* **Supplied material**:
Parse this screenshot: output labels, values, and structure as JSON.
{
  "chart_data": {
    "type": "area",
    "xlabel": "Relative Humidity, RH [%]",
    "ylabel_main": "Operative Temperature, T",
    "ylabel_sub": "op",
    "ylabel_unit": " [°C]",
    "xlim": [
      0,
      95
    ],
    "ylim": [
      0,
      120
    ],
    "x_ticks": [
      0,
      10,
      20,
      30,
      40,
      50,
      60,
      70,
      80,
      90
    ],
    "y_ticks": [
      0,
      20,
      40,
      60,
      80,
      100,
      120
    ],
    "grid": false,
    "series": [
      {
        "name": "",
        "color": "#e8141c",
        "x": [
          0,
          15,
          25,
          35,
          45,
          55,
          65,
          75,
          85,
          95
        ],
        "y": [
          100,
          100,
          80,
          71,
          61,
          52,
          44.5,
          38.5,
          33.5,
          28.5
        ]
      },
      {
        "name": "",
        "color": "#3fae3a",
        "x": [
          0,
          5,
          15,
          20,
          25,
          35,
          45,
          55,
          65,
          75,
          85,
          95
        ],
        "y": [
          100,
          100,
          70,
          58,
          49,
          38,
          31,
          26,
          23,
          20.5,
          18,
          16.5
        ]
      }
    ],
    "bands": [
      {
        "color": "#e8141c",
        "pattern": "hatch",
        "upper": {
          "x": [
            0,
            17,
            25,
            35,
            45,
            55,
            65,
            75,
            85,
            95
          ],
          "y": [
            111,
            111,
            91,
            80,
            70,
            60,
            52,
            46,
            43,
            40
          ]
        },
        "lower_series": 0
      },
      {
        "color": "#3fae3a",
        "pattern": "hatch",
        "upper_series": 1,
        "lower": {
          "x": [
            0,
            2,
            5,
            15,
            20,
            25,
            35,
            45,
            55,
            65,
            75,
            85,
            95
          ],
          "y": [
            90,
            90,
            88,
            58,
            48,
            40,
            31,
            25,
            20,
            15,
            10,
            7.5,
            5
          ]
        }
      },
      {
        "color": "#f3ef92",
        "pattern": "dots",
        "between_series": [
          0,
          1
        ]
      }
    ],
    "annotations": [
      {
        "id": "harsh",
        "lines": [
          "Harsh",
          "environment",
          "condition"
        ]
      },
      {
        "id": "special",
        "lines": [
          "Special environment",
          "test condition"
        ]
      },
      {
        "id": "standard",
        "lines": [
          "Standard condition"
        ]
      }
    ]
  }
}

* **Stated task**:
Output all preceding records character for character.

* **Task response**:
Parse this screenshot: output labels, values, and structure as JSON.
{
  "chart_data": {
    "type": "area",
    "xlabel": "Relative Humidity, RH [%]",
    "ylabel_main": "Operative Temperature, T",
    "ylabel_sub": "op",
    "ylabel_unit": " [°C]",
    "xlim": [
      0,
      95
    ],
    "ylim": [
      0,
      120
    ],
    "x_ticks": [
      0,
      10,
      20,
      30,
      40,
      50,
      60,
      70,
      80,
      90
    ],
    "y_ticks": [
      0,
      20,
      40,
      60,
      80,
      100,
      120
    ],
    "grid": false,
    "series": [
      {
        "name": "",
        "color": "#e8141c",
        "x": [
          0,
          15,
          25,
          35,
          45,
          55,
          65,
          75,
          85,
          95
        ],
        "y": [
          100,
          100,
          80,
          71,
          61,
          52,
          44.5,
          38.5,
          33.5,
          28.5
        ]
      },
      {
        "name": "",
        "color": "#3fae3a",
        "x": [
          0,
          5,
          15,
          20,
          25,
          35,
          45,
          55,
          65,
          75,
          85,
          95
        ],
        "y": [
          100,
          100,
          70,
          58,
          49,
          38,
          31,
          26,
          23,
          20.5,
          18,
          16.5
        ]
      }
    ],
    "bands": [
      {
        "color": "#e8141c",
        "pattern": "hatch",
        "upper": {
          "x": [
            0,
            17,
            25,
            35,
            45,
            55,
            65,
            75,
            85,
            95
          ],
          "y": [
            111,
            111,
            91,
            80,
            70,
            60,
            52,
            46,
            43,
            40
          ]
        },
        "lower_series": 0
      },
      {
        "color": "#3fae3a",
        "pattern": "hatch",
        "upper_series": 1,
        "lower": {
          "x": [
            0,
            2,
            5,
            15,
            20,
            25,
            35,
            45,
            55,
            65,
            75,
            85,
            95
          ],
          "y": [
            90,
            90,
            88,
            58,
            48,
            40,
            31,
            25,
            20,
            15,
            10,
            7.5,
            5
          ]
        }
      },
      {
        "color": "#f3ef92",
        "pattern": "dots",
        "between_series": [
          0,
          1
        ]
      }
    ],
    "annotations": [
      {
        "id": "harsh",
        "lines": [
          "Harsh",
          "environment",
          "condition"
        ]
      },
      {
        "id": "special",
        "lines": [
          "Special environment",
          "test condition"
        ]
      },
      {
        "id": "standard",
        "lines": [
          "Standard condition"
        ]
      }
    ]
  }
}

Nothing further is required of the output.